What to work on: Below is a set of records. Repeat all of them exactly.

(Dataset items)
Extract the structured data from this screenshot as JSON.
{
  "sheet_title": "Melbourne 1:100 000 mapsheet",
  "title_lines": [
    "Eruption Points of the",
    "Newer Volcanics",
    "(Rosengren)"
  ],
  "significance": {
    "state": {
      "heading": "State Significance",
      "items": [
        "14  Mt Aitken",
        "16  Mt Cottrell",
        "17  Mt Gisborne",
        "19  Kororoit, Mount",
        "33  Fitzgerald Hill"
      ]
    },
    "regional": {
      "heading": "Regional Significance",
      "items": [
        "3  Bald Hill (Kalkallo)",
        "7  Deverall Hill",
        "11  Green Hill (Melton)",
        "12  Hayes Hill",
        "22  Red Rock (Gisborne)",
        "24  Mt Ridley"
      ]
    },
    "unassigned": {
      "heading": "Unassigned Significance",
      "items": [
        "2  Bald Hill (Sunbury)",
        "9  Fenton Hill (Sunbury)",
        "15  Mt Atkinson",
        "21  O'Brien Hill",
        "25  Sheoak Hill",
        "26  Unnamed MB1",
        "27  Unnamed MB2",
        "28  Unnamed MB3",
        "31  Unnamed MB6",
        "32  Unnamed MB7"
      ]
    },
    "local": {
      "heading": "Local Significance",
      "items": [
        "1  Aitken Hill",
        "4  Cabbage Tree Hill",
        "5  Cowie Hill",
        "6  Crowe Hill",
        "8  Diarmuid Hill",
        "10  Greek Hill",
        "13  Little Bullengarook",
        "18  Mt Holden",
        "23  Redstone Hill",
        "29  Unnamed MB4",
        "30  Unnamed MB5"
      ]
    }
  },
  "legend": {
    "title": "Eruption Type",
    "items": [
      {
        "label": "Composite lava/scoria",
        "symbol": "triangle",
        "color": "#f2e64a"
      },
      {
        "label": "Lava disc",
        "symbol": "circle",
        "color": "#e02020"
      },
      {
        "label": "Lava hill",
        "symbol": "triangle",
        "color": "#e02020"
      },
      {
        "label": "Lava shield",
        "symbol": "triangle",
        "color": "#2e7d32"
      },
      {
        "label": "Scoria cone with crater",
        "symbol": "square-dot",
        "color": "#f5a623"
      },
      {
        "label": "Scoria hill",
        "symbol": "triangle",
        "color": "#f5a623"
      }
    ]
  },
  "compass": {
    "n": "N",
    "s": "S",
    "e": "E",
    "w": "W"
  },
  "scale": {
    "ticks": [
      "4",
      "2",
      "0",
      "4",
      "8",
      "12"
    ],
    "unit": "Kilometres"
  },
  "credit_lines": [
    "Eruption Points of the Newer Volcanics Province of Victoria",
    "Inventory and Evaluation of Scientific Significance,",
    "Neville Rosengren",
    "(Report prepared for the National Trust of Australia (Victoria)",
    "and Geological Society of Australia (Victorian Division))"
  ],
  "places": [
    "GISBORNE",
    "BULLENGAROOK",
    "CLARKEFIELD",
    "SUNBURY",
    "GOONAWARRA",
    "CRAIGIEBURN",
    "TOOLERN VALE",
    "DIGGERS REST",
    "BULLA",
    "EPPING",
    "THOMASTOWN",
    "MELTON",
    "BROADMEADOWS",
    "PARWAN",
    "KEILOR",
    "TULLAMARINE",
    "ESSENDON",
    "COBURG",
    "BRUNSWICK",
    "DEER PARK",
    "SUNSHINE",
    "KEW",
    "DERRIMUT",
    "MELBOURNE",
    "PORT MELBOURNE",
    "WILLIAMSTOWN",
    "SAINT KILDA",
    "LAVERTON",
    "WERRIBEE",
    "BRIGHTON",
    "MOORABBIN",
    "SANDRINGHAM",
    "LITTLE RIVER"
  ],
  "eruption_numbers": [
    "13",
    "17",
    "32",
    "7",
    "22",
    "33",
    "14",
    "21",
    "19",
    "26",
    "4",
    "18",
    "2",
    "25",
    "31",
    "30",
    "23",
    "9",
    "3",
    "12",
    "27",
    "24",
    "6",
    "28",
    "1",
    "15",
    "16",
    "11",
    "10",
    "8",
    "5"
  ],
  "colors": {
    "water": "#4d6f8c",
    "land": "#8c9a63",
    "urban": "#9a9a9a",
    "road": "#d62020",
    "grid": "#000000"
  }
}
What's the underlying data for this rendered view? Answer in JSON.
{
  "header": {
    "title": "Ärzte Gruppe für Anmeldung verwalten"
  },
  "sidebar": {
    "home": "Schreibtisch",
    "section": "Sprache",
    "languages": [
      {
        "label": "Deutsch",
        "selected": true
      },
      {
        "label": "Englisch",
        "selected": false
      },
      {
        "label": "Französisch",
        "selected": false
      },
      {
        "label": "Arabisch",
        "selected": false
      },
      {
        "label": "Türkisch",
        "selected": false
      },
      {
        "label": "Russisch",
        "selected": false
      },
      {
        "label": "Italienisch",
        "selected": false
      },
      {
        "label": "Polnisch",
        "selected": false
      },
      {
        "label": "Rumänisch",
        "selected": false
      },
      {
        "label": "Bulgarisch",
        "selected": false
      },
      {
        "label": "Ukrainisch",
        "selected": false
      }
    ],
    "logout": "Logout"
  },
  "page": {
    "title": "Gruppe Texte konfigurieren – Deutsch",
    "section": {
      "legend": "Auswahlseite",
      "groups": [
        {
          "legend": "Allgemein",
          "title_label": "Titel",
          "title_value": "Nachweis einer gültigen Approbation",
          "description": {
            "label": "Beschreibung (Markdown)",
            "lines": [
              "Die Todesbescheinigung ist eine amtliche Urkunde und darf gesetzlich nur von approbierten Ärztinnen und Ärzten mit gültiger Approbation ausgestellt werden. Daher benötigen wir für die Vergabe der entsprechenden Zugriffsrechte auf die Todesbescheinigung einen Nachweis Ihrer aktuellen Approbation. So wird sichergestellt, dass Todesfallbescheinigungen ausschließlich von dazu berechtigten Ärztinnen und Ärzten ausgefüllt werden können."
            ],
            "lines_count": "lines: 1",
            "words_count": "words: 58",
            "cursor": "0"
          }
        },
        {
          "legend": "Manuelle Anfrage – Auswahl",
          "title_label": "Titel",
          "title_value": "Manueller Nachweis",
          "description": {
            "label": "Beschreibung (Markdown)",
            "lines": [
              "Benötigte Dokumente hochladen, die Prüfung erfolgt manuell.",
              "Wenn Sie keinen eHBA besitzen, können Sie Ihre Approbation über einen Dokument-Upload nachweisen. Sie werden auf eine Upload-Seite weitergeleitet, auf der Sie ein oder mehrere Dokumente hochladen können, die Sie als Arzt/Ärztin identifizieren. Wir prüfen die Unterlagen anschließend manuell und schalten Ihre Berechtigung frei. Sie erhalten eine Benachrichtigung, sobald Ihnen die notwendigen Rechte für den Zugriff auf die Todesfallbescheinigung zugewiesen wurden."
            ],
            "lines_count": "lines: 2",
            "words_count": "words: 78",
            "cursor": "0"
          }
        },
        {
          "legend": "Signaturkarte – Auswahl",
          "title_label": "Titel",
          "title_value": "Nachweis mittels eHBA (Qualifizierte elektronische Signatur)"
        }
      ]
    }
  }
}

Solution to this problem:
Extract the structured data from this screenshot as JSON.
{
  "sheet_title": "Melbourne 1:100 000 mapsheet",
  "title_lines": [
    "Eruption Points of the",
    "Newer Volcanics",
    "(Rosengren)"
  ],
  "significance": {
    "state": {
      "heading": "State Significance",
      "items": [
        "14  Mt Aitken",
        "16  Mt Cottrell",
        "17  Mt Gisborne",
        "19  Kororoit, Mount",
        "33  Fitzgerald Hill"
      ]
    },
    "regional": {
      "heading": "Regional Significance",
      "items": [
        "3  Bald Hill (Kalkallo)",
        "7  Deverall Hill",
        "11  Green Hill (Melton)",
        "12  Hayes Hill",
        "22  Red Rock (Gisborne)",
        "24  Mt Ridley"
      ]
    },
    "unassigned": {
      "heading": "Unassigned Significance",
      "items": [
        "2  Bald Hill (Sunbury)",
        "9  Fenton Hill (Sunbury)",
        "15  Mt Atkinson",
        "21  O'Brien Hill",
        "25  Sheoak Hill",
        "26  Unnamed MB1",
        "27  Unnamed MB2",
        "28  Unnamed MB3",
        "31  Unnamed MB6",
        "32  Unnamed MB7"
      ]
    },
    "local": {
      "heading": "Local Significance",
      "items": [
        "1  Aitken Hill",
        "4  Cabbage Tree Hill",
        "5  Cowie Hill",
        "6  Crowe Hill",
        "8  Diarmuid Hill",
        "10  Greek Hill",
        "13  Little Bullengarook",
        "18  Mt Holden",
        "23  Redstone Hill",
        "29  Unnamed MB4",
        "30  Unnamed MB5"
      ]
    }
  },
  "legend": {
    "title": "Eruption Type",
    "items": [
      {
        "label": "Composite lava/scoria",
        "symbol": "triangle",
        "color": "#f2e64a"
      },
      {
        "label": "Lava disc",
        "symbol": "circle",
        "color": "#e02020"
      },
      {
        "label": "Lava hill",
        "symbol": "triangle",
        "color": "#e02020"
      },
      {
        "label": "Lava shield",
        "symbol": "triangle",
        "color": "#2e7d32"
      },
      {
        "label": "Scoria cone with crater",
        "symbol": "square-dot",
        "color": "#f5a623"
      },
      {
        "label": "Scoria hill",
        "symbol": "triangle",
        "color": "#f5a623"
      }
    ]
  },
  "compass": {
    "n": "N",
    "s": "S",
    "e": "E",
    "w": "W"
  },
  "scale": {
    "ticks": [
      "4",
      "2",
      "0",
      "4",
      "8",
      "12"
    ],
    "unit": "Kilometres"
  },
  "credit_lines": [
    "Eruption Points of the Newer Volcanics Province of Victoria",
    "Inventory and Evaluation of Scientific Significance,",
    "Neville Rosengren",
    "(Report prepared for the National Trust of Australia (Victoria)",
    "and Geological Society of Australia (Victorian Division))"
  ],
  "places": [
    "GISBORNE",
    "BULLENGAROOK",
    "CLARKEFIELD",
    "SUNBURY",
    "GOONAWARRA",
    "CRAIGIEBURN",
    "TOOLERN VALE",
    "DIGGERS REST",
    "BULLA",
    "EPPING",
    "THOMASTOWN",
    "MELTON",
    "BROADMEADOWS",
    "PARWAN",
    "KEILOR",
    "TULLAMARINE",
    "ESSENDON",
    "COBURG",
    "BRUNSWICK",
    "DEER PARK",
    "SUNSHINE",
    "KEW",
    "DERRIMUT",
    "MELBOURNE",
    "PORT MELBOURNE",
    "WILLIAMSTOWN",
    "SAINT KILDA",
    "LAVERTON",
    "WERRIBEE",
    "BRIGHTON",
    "MOORABBIN",
    "SANDRINGHAM",
    "LITTLE RIVER"
  ],
  "eruption_numbers": [
    "13",
    "17",
    "32",
    "7",
    "22",
    "33",
    "14",
    "21",
    "19",
    "26",
    "4",
    "18",
    "2",
    "25",
    "31",
    "30",
    "23",
    "9",
    "3",
    "12",
    "27",
    "24",
    "6",
    "28",
    "1",
    "15",
    "16",
    "11",
    "10",
    "8",
    "5"
  ],
  "colors": {
    "water": "#4d6f8c",
    "land": "#8c9a63",
    "urban": "#9a9a9a",
    "road": "#d62020",
    "grid": "#000000"
  }
}
What's the underlying data for this rendered view? Answer in JSON.
{
  "header": {
    "title": "Ärzte Gruppe für Anmeldung verwalten"
  },
  "sidebar": {
    "home": "Schreibtisch",
    "section": "Sprache",
    "languages": [
      {
        "label": "Deutsch",
        "selected": true
      },
      {
        "label": "Englisch",
        "selected": false
      },
      {
        "label": "Französisch",
        "selected": false
      },
      {
        "label": "Arabisch",
        "selected": false
      },
      {
        "label": "Türkisch",
        "selected": false
      },
      {
        "label": "Russisch",
        "selected": false
      },
      {
        "label": "Italienisch",
        "selected": false
      },
      {
        "label": "Polnisch",
        "selected": false
      },
      {
        "label": "Rumänisch",
        "selected": false
      },
      {
        "label": "Bulgarisch",
        "selected": false
      },
      {
        "label": "Ukrainisch",
        "selected": false
      }
    ],
    "logout": "Logout"
  },
  "page": {
    "title": "Gruppe Texte konfigurieren – Deutsch",
    "section": {
      "legend": "Auswahlseite",
      "groups": [
        {
          "legend": "Allgemein",
          "title_label": "Titel",
          "title_value": "Nachweis einer gültigen Approbation",
          "description": {
            "label": "Beschreibung (Markdown)",
            "lines": [
              "Die Todesbescheinigung ist eine amtliche Urkunde und darf gesetzlich nur von approbierten Ärztinnen und Ärzten mit gültiger Approbation ausgestellt werden. Daher benötigen wir für die Vergabe der entsprechenden Zugriffsrechte auf die Todesbescheinigung einen Nachweis Ihrer aktuellen Approbation. So wird sichergestellt, dass Todesfallbescheinigungen ausschließlich von dazu berechtigten Ärztinnen und Ärzten ausgefüllt werden können."
            ],
            "lines_count": "lines: 1",
            "words_count": "words: 58",
            "cursor": "0"
          }
        },
        {
          "legend": "Manuelle Anfrage – Auswahl",
          "title_label": "Titel",
          "title_value": "Manueller Nachweis",
          "description": {
            "label": "Beschreibung (Markdown)",
            "lines": [
              "Benötigte Dokumente hochladen, die Prüfung erfolgt manuell.",
              "Wenn Sie keinen eHBA besitzen, können Sie Ihre Approbation über einen Dokument-Upload nachweisen. Sie werden auf eine Upload-Seite weitergeleitet, auf der Sie ein oder mehrere Dokumente hochladen können, die Sie als Arzt/Ärztin identifizieren. Wir prüfen die Unterlagen anschließend manuell und schalten Ihre Berechtigung frei. Sie erhalten eine Benachrichtigung, sobald Ihnen die notwendigen Rechte für den Zugriff auf die Todesfallbescheinigung zugewiesen wurden."
            ],
            "lines_count": "lines: 2",
            "words_count": "words: 78",
            "cursor": "0"
          }
        },
        {
          "legend": "Signaturkarte – Auswahl",
          "title_label": "Titel",
          "title_value": "Nachweis mittels eHBA (Qualifizierte elektronische Signatur)"
        }
      ]
    }
  }
}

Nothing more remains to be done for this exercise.